[Figure data in JSON]
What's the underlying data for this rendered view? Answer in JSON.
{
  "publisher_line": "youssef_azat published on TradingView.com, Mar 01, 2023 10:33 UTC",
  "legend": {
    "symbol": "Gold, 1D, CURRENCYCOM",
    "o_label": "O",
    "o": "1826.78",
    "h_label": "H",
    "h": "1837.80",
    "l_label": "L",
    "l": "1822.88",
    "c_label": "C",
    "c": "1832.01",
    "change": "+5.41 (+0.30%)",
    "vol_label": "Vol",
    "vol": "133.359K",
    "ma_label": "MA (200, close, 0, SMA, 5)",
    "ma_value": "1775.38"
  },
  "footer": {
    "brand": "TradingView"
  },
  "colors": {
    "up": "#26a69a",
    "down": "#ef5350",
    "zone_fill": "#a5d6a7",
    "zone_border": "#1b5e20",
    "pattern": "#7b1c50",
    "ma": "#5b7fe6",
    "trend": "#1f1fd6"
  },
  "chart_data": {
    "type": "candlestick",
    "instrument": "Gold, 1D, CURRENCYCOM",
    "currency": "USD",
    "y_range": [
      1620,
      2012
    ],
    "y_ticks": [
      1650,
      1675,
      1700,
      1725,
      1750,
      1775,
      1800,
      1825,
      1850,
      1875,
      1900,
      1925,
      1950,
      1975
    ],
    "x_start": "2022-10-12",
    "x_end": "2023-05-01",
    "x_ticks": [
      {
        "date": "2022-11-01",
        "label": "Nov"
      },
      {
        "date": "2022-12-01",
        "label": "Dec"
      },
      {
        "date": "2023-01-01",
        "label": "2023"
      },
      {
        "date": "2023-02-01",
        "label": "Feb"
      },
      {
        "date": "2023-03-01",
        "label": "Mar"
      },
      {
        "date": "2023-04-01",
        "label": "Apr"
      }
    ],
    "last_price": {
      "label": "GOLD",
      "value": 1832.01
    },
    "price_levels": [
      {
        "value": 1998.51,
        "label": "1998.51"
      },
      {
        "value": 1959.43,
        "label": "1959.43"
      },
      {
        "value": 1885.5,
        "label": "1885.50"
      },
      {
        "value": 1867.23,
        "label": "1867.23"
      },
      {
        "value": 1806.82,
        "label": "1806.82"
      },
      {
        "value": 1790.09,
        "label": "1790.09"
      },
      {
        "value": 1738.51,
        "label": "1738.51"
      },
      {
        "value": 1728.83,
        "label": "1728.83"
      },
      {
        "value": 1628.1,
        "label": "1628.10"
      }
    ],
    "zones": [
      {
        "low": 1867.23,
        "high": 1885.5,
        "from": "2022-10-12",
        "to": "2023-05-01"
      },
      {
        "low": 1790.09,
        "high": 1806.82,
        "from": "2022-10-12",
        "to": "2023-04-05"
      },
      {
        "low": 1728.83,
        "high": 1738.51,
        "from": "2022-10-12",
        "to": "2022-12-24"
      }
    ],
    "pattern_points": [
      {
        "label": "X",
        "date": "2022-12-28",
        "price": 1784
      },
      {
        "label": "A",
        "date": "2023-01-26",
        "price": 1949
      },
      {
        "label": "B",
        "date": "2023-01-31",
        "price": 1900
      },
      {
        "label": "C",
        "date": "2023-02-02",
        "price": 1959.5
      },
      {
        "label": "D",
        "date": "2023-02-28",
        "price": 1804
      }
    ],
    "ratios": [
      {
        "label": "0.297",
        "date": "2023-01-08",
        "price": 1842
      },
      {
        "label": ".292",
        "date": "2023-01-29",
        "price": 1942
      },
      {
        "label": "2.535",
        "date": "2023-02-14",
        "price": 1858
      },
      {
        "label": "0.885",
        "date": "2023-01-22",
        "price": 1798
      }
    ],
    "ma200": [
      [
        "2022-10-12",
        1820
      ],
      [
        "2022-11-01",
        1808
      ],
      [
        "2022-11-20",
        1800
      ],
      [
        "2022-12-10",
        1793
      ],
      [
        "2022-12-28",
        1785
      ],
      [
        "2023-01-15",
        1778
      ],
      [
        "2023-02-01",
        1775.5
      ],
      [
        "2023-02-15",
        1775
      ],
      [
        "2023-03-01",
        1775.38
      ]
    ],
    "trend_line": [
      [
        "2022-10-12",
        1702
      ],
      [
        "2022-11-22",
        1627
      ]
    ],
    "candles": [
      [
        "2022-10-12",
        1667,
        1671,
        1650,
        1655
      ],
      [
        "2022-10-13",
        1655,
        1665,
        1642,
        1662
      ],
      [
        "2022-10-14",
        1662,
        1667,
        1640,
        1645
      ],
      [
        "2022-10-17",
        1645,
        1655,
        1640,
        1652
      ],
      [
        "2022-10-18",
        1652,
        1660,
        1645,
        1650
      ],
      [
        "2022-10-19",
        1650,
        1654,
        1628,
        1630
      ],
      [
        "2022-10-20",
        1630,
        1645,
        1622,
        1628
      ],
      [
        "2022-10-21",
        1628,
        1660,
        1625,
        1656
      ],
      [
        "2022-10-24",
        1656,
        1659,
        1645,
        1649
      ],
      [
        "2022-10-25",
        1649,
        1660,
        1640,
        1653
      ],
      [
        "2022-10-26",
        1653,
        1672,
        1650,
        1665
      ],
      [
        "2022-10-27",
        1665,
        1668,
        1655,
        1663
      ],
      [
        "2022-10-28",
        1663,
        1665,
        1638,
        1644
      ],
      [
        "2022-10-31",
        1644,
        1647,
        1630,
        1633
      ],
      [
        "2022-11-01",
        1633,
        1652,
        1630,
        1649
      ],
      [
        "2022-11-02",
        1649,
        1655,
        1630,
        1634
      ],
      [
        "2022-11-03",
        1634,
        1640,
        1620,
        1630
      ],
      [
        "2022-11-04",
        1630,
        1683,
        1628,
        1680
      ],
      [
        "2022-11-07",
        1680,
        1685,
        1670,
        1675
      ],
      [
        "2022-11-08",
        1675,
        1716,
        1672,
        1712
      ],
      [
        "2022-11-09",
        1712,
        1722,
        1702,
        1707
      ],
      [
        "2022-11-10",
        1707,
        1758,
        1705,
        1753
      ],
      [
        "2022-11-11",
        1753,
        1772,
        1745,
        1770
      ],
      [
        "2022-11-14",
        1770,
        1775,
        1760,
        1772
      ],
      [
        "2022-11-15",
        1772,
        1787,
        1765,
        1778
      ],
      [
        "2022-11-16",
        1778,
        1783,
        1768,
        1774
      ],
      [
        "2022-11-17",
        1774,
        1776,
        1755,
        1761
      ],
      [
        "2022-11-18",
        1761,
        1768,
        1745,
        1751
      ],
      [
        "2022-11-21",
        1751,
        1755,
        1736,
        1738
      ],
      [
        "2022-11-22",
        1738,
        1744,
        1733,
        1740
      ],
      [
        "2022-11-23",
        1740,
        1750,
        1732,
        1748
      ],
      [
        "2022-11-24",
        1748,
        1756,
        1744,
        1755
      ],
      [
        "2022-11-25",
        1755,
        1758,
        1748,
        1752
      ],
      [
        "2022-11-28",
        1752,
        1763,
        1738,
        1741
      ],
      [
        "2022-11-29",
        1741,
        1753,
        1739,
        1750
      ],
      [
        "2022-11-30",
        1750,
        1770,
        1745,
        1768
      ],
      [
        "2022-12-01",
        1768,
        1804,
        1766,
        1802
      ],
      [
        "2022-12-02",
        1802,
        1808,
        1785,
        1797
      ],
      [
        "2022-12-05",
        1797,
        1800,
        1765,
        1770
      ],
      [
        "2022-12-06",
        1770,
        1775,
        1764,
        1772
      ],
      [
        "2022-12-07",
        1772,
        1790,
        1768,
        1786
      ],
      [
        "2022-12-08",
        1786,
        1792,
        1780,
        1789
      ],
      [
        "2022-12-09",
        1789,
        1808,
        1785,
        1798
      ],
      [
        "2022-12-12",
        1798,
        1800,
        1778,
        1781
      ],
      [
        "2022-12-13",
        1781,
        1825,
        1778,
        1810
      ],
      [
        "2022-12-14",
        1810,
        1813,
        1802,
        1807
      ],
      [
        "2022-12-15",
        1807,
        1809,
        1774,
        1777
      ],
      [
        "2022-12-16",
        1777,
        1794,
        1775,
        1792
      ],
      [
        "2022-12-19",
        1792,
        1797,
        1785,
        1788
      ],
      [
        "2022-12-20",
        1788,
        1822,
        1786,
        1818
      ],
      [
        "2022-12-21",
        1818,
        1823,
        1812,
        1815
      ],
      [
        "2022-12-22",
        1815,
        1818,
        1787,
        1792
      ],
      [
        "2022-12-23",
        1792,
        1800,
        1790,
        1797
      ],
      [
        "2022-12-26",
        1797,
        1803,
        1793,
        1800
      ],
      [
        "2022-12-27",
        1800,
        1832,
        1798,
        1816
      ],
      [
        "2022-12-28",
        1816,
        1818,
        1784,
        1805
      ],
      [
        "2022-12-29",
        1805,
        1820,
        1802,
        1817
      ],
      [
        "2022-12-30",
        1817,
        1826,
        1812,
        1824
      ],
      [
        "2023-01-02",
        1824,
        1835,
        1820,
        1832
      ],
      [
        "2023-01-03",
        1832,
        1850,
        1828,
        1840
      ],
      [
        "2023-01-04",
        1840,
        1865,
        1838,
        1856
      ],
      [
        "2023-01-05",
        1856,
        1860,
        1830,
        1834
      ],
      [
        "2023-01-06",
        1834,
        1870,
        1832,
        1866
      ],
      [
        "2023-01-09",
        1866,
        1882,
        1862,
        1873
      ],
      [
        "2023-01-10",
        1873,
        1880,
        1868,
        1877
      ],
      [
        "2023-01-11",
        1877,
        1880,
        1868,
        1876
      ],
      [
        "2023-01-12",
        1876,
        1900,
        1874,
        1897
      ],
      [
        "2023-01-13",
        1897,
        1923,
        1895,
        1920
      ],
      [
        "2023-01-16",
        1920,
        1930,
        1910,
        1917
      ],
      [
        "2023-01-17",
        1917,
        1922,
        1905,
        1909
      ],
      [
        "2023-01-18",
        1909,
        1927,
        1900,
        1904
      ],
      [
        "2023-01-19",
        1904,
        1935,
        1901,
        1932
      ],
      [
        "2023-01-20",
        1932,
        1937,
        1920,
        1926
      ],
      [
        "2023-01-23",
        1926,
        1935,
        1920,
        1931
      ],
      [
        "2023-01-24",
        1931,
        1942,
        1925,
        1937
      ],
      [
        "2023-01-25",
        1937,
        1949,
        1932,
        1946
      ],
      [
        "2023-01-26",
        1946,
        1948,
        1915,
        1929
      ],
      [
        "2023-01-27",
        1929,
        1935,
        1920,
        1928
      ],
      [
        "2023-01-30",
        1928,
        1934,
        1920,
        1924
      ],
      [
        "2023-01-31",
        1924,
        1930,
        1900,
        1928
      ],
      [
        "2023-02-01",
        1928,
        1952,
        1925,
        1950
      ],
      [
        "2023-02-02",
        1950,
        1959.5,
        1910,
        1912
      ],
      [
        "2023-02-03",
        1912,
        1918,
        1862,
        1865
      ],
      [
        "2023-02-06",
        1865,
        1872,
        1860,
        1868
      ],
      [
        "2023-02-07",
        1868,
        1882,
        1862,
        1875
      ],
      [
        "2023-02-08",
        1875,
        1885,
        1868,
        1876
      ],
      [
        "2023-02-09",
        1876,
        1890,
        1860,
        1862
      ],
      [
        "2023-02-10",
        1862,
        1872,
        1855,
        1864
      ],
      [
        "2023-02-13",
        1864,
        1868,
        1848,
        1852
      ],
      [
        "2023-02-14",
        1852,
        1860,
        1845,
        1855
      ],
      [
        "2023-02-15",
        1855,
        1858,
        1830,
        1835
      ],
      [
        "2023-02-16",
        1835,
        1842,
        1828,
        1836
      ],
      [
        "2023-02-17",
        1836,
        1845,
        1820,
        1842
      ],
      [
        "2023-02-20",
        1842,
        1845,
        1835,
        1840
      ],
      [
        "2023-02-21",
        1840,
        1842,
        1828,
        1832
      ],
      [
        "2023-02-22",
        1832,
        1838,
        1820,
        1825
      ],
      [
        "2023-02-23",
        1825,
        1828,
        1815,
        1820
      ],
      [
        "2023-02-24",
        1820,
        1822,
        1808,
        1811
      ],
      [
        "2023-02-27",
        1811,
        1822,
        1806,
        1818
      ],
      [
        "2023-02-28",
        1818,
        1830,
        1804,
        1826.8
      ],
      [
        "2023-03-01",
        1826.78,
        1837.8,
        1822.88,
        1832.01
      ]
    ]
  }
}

---

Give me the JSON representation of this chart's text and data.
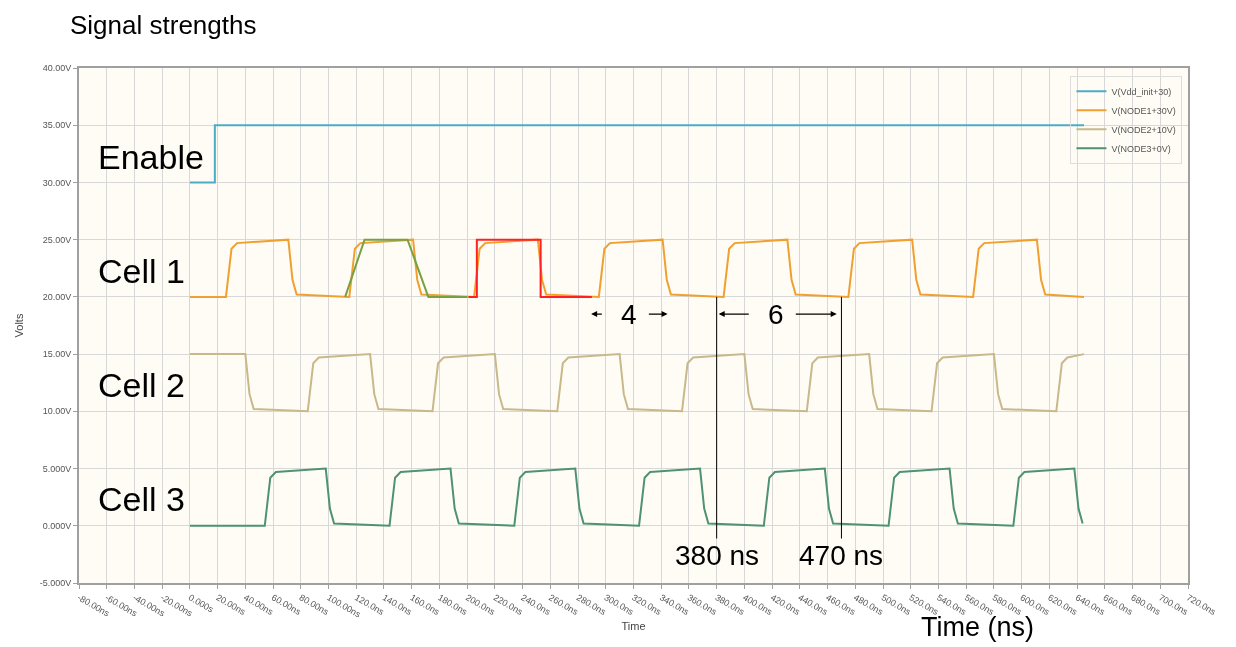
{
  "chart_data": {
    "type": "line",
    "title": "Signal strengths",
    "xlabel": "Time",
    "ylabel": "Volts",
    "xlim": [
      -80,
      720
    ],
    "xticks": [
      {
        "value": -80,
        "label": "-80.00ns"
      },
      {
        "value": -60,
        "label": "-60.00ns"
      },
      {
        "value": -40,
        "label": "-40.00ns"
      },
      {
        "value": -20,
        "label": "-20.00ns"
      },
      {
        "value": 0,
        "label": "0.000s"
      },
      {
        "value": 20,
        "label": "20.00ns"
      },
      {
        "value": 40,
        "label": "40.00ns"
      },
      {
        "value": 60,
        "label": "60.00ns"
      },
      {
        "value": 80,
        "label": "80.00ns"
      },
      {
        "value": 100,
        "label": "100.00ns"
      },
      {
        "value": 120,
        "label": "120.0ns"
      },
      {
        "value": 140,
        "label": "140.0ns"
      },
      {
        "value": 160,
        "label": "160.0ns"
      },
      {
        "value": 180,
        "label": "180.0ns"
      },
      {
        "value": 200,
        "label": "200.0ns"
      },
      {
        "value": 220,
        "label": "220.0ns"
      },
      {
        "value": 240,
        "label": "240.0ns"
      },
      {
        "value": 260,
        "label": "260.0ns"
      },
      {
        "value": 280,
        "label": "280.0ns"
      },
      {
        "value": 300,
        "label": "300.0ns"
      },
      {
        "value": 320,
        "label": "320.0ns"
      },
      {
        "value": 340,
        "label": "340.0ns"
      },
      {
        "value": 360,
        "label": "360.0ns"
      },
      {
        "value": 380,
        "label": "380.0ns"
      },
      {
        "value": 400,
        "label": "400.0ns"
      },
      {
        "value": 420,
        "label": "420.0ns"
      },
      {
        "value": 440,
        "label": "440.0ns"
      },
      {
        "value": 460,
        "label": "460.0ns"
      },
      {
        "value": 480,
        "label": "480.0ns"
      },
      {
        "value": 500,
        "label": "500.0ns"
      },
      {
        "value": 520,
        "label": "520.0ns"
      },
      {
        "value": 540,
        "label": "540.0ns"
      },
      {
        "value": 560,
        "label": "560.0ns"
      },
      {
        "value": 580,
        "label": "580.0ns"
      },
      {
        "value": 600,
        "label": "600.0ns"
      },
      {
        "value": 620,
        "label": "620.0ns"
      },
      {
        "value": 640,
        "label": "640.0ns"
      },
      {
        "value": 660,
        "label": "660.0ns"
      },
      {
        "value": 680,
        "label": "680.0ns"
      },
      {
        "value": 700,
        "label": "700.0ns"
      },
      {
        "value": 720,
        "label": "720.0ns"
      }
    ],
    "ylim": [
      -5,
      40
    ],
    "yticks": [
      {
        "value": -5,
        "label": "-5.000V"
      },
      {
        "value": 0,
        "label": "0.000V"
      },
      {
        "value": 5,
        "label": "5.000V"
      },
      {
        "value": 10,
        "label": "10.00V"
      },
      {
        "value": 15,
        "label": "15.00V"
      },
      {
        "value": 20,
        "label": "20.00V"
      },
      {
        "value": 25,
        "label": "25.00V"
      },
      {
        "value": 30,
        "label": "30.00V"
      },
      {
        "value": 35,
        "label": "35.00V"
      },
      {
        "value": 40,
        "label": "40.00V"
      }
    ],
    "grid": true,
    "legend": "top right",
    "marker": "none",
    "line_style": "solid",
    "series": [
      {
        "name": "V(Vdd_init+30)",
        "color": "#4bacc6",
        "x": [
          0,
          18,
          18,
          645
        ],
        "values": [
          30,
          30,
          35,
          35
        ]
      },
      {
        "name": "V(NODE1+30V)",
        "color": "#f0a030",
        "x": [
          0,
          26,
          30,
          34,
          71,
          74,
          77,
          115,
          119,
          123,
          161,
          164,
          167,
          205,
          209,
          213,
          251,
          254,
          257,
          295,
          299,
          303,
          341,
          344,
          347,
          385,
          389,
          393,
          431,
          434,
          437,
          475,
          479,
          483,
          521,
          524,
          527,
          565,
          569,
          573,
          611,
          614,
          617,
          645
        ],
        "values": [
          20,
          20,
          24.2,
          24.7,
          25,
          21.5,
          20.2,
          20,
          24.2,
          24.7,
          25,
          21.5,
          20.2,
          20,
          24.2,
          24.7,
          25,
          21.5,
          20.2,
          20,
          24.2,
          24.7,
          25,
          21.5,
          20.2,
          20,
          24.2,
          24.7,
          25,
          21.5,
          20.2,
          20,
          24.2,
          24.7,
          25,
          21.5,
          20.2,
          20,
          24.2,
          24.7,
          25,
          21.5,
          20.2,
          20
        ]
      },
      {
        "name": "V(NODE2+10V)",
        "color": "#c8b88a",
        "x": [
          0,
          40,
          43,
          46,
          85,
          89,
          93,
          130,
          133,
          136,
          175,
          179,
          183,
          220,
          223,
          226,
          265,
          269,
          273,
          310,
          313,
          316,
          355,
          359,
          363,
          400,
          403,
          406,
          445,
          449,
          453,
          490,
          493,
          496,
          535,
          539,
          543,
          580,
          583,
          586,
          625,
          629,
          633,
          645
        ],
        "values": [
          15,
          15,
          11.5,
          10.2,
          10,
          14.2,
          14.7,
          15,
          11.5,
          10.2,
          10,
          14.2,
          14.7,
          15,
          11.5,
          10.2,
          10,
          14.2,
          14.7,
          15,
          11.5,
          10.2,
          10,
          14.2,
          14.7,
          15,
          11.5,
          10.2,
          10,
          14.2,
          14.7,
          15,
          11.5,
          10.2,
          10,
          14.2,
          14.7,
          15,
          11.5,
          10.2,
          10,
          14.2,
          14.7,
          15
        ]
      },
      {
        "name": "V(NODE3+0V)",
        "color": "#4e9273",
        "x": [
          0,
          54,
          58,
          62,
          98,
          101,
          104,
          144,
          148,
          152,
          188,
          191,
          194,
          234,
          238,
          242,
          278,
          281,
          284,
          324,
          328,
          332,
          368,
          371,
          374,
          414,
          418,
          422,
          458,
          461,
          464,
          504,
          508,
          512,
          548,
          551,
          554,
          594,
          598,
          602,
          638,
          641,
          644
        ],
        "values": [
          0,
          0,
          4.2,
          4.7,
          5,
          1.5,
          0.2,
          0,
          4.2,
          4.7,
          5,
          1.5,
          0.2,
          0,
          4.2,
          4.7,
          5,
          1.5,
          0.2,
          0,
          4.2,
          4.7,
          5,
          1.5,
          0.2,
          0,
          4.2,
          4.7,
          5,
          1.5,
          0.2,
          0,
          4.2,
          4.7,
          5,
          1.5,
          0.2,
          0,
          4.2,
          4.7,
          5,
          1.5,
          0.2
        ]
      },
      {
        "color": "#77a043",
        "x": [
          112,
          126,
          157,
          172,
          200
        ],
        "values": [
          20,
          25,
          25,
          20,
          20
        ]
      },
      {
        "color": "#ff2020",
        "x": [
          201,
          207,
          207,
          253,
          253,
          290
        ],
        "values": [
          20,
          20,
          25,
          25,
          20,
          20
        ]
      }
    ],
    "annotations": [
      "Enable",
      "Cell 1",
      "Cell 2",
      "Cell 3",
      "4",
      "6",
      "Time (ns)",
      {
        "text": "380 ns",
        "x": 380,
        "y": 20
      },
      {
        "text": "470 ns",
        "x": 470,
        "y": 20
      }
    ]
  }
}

---

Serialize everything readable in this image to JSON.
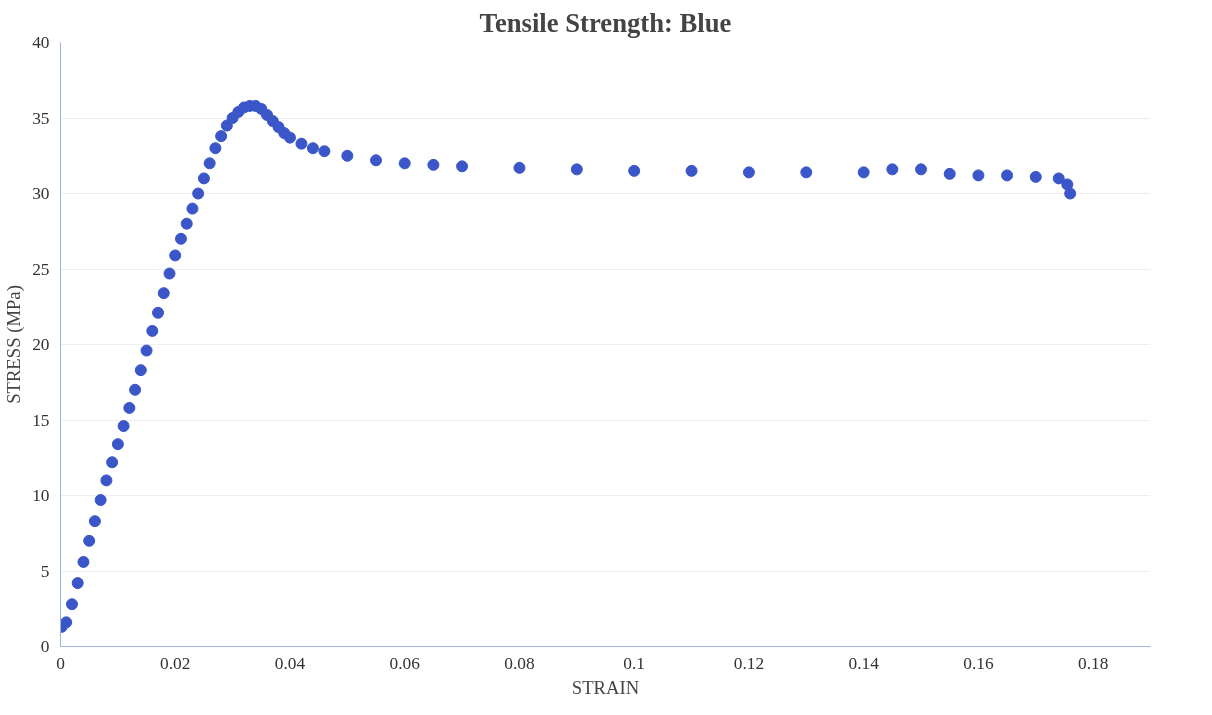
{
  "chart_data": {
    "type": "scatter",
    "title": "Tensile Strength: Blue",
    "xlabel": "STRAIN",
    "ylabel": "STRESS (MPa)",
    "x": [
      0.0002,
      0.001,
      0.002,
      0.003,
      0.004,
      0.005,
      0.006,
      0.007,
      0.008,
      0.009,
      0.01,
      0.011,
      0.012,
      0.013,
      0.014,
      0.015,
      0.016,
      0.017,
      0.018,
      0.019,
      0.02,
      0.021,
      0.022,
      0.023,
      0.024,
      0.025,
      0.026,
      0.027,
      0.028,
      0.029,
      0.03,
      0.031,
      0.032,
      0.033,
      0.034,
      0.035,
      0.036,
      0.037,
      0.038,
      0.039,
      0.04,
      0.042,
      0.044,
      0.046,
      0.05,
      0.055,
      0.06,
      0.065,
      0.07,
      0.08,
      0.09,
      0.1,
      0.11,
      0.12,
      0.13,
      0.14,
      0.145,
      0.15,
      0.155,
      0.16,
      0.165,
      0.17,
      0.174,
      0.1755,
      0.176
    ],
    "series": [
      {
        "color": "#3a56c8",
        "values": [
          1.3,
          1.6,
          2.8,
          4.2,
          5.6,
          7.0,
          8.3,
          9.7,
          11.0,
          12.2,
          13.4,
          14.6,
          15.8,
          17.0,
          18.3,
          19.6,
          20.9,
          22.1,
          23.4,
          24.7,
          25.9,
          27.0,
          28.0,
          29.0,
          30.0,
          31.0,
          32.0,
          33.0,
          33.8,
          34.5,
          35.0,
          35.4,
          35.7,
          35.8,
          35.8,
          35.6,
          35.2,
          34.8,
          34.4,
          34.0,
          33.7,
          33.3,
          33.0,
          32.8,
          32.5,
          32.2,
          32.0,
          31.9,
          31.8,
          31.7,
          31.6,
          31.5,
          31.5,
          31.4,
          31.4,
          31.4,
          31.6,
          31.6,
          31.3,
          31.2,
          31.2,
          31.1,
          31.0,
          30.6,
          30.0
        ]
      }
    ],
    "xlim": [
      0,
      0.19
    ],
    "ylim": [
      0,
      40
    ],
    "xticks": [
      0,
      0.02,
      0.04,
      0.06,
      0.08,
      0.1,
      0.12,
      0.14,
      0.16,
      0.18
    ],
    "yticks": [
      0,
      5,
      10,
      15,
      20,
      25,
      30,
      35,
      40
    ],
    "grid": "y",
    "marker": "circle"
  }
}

Task to carry out:
From the entries above, copy each line holding "type".

Result of the task:
    "type": "candlestick",
    "type": "line",
    "type": "scatter",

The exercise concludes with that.